● **WHAT THE TASK REQUIRES**: Count every line below that contains "down", then state the total with no other output.

● **EXTRACTED ENTRIES**:
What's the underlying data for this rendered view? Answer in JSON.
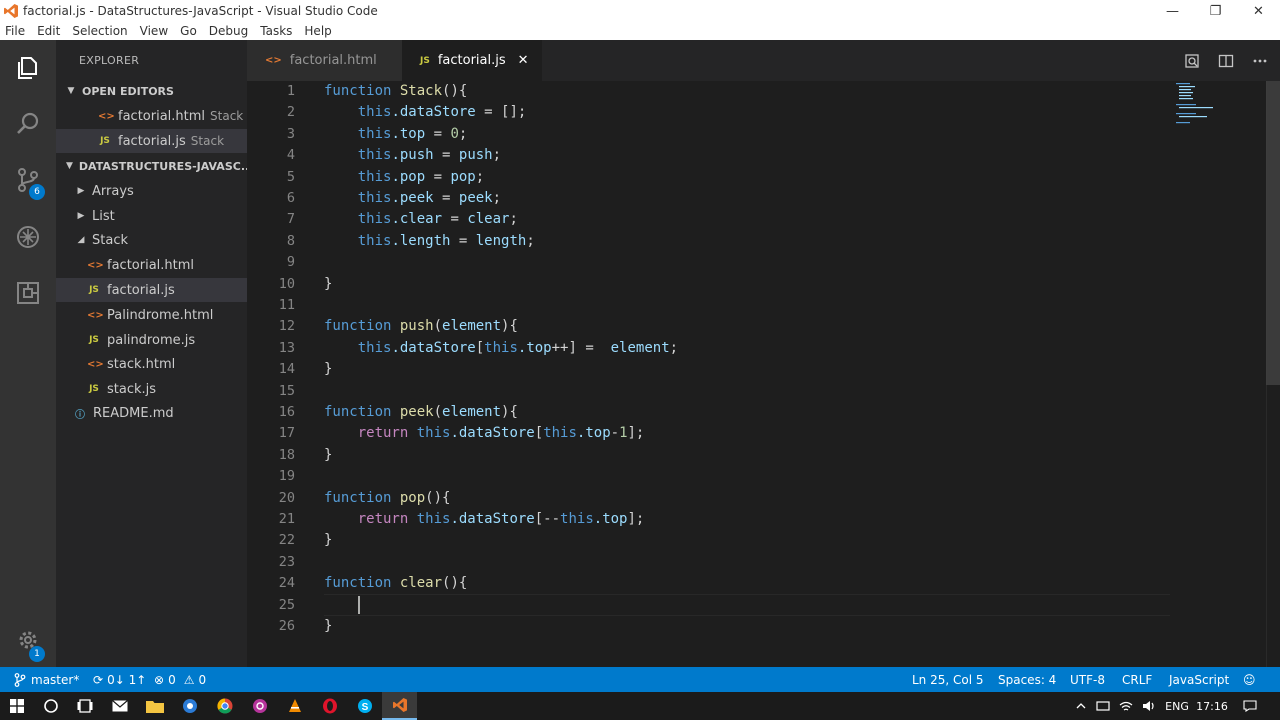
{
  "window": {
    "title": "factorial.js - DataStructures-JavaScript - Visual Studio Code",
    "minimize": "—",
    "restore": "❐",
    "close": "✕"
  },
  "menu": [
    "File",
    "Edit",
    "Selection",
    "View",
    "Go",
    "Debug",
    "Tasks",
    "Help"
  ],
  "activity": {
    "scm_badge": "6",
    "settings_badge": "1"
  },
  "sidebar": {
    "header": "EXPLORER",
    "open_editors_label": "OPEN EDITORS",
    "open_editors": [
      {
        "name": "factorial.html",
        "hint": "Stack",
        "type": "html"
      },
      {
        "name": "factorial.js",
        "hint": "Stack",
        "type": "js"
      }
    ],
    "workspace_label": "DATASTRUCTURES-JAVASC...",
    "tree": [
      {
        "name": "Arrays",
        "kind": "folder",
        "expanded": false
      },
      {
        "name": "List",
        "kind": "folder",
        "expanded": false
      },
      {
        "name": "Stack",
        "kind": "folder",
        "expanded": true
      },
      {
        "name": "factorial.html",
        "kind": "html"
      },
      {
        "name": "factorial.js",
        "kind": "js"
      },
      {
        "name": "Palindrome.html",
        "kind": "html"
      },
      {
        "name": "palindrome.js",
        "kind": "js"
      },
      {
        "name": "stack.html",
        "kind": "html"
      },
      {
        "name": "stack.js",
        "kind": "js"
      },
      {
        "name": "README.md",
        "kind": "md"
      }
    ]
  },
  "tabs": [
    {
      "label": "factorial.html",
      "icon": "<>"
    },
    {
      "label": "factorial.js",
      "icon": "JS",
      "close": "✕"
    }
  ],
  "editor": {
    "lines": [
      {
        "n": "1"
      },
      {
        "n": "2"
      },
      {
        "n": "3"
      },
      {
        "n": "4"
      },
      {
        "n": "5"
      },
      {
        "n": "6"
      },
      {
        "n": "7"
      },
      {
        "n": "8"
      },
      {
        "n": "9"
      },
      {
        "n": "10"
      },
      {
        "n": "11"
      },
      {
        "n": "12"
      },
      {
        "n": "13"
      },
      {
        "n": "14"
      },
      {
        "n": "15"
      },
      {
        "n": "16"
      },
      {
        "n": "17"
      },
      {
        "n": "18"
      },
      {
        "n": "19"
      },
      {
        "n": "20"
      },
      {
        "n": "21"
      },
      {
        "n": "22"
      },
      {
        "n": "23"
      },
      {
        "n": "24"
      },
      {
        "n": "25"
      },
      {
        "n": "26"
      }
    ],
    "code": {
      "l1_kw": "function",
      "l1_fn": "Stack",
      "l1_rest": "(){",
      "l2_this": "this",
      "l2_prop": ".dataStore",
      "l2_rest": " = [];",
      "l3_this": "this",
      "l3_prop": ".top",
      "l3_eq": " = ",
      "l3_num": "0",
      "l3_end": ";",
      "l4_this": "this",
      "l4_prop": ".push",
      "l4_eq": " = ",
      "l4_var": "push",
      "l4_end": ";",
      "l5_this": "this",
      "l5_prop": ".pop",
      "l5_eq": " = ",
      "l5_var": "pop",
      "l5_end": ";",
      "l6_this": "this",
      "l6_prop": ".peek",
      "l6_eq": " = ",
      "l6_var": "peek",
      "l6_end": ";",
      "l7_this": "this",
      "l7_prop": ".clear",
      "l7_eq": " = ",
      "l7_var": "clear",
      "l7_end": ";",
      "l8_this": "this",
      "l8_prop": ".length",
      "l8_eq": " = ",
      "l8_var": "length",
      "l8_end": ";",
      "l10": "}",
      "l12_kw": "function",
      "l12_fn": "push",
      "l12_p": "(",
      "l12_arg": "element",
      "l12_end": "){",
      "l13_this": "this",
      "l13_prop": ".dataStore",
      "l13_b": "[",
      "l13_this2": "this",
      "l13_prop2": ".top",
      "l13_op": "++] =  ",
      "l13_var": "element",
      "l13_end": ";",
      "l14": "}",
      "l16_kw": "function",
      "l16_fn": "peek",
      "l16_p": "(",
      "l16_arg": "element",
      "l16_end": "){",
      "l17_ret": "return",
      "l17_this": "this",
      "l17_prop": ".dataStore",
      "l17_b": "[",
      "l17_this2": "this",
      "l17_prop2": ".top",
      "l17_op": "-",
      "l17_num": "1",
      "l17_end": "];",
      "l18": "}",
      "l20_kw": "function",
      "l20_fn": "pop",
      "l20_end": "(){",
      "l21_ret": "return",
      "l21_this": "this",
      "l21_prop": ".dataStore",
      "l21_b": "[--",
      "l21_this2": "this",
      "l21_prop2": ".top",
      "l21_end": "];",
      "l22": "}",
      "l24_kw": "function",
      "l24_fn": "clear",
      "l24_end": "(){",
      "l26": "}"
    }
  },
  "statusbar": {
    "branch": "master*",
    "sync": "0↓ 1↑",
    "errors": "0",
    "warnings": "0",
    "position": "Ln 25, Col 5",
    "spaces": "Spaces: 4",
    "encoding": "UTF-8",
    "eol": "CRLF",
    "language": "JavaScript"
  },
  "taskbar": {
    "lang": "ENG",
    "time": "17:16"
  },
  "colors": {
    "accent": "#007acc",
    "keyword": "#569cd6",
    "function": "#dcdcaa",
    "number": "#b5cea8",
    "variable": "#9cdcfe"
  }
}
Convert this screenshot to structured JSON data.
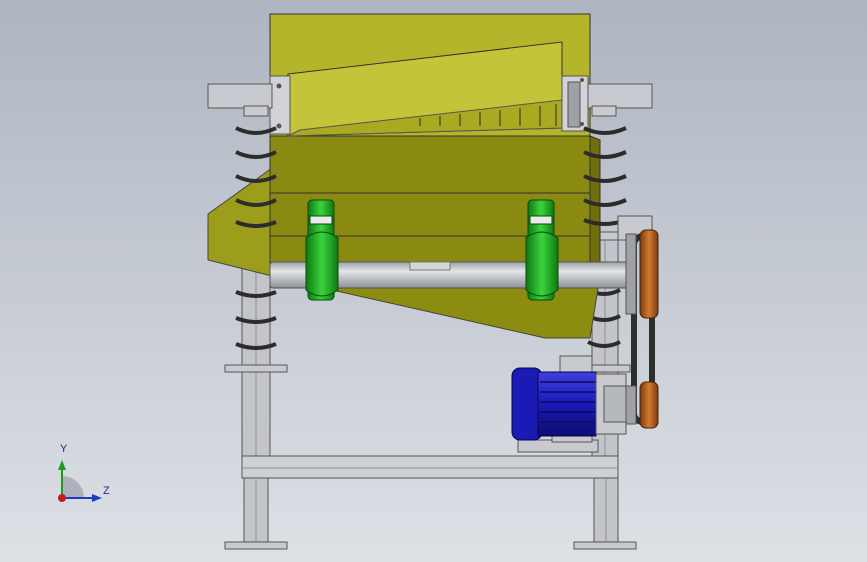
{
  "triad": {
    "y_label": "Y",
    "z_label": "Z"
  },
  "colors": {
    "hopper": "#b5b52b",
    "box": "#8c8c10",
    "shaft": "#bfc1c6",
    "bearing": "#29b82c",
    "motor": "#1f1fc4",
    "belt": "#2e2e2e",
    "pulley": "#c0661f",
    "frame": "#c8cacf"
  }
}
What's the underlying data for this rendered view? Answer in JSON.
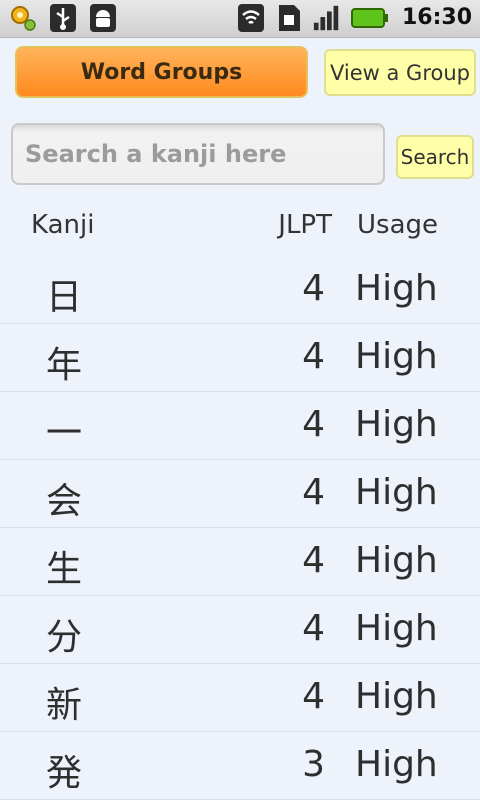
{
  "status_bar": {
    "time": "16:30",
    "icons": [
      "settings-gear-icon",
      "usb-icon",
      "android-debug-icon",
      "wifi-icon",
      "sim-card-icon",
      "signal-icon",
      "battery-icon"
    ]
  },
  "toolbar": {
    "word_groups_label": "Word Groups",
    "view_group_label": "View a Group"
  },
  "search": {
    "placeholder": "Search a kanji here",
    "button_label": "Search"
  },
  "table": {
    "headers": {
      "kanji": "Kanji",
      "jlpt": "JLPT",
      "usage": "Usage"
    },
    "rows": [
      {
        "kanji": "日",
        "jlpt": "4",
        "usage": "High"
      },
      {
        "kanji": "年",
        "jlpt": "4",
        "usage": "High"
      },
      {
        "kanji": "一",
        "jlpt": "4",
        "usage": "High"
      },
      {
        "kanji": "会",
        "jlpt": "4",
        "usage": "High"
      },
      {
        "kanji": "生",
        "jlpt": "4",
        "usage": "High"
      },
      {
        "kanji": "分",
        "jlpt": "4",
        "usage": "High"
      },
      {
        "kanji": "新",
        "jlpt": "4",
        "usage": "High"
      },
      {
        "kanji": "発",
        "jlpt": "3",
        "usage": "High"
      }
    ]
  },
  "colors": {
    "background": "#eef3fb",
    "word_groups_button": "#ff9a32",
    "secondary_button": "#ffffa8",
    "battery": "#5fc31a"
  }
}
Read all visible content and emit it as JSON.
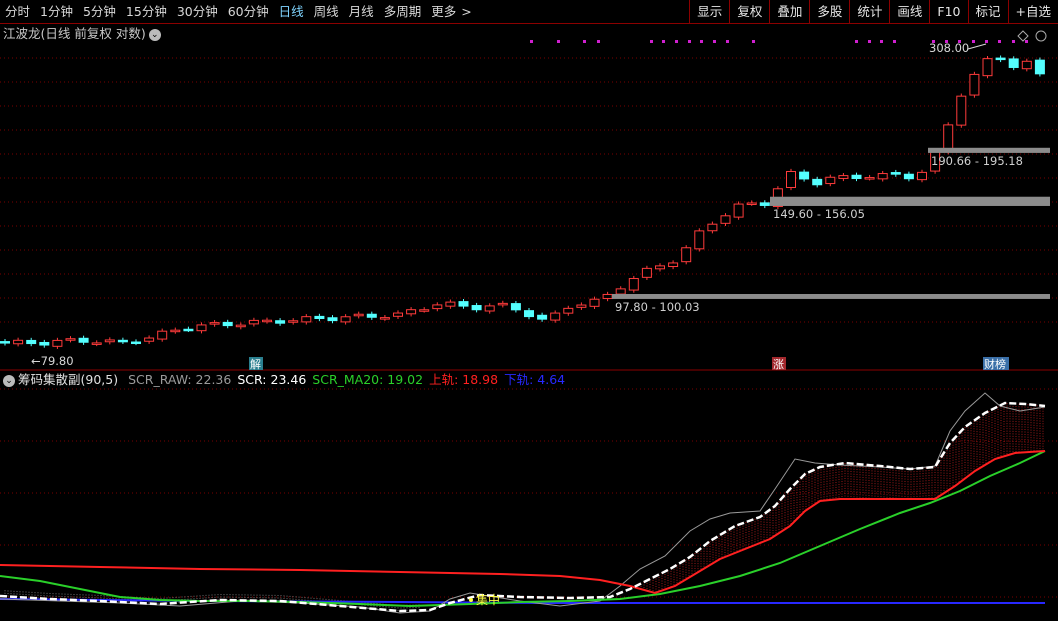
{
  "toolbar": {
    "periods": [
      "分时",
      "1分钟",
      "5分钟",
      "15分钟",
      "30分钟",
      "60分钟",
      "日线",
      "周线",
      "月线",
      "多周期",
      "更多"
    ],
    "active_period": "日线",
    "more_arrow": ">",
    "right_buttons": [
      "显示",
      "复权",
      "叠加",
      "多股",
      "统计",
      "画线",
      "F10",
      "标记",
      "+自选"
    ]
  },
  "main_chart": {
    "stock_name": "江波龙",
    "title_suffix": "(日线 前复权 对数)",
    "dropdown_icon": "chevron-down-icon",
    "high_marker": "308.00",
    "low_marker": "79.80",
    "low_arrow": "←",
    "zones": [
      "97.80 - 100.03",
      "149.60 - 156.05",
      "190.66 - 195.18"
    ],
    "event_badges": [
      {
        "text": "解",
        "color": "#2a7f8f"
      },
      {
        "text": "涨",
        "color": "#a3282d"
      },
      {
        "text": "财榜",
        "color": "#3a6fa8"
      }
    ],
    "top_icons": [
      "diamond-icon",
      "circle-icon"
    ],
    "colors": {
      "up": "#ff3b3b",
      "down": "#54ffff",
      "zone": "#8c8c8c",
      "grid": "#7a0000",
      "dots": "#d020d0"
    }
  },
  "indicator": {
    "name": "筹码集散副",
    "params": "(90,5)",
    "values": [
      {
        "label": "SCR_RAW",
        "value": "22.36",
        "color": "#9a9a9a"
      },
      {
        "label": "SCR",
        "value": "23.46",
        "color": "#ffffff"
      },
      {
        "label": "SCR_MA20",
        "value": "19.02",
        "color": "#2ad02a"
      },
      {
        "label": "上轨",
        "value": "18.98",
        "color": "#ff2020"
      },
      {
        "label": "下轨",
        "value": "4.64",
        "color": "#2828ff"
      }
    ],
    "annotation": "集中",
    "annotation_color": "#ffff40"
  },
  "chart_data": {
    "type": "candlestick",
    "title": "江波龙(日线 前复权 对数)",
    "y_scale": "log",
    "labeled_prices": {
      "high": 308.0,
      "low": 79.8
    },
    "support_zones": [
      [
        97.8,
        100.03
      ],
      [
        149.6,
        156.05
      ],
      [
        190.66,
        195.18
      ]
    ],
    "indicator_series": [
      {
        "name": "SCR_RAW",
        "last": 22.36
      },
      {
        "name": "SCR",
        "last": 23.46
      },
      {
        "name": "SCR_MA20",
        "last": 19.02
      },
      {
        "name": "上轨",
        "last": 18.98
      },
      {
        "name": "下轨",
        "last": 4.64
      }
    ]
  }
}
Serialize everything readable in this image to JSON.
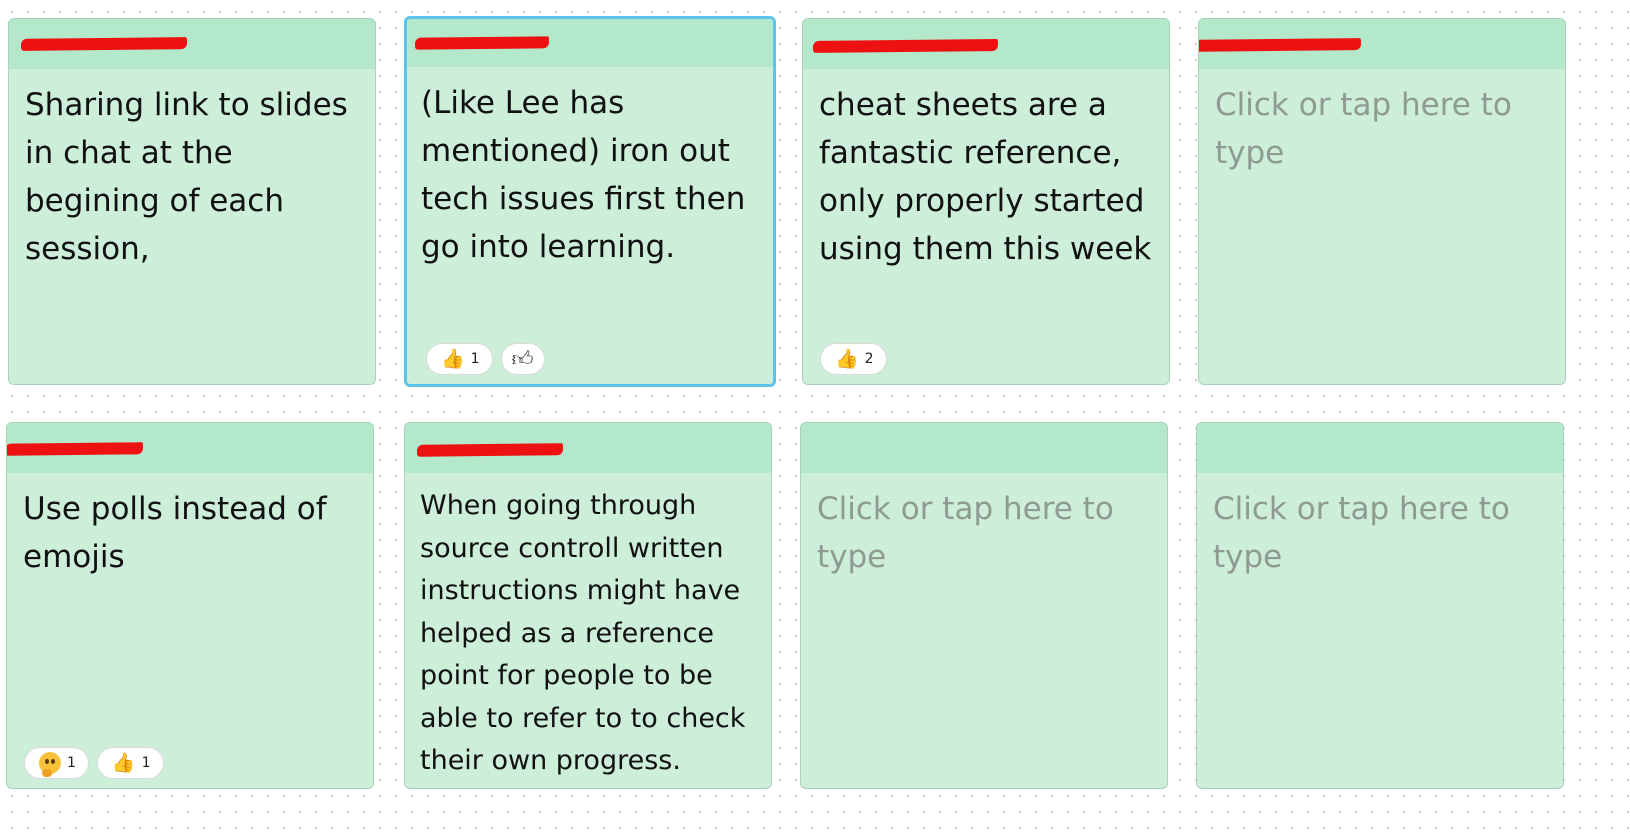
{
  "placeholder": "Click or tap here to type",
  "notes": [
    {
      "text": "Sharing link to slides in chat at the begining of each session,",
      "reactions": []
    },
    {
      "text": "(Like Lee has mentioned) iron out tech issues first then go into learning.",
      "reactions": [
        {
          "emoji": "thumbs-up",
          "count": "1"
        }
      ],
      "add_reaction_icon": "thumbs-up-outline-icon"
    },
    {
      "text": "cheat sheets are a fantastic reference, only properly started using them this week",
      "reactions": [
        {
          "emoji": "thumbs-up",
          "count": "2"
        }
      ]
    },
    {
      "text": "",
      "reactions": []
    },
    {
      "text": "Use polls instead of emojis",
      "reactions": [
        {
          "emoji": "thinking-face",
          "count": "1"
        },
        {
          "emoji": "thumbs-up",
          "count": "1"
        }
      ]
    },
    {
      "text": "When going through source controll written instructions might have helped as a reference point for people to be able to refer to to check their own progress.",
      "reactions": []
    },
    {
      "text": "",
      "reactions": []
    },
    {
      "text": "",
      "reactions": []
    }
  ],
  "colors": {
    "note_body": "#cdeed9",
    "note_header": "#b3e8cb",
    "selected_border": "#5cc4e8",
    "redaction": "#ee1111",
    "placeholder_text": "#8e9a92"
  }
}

● **RESPONSE BELOW**: 2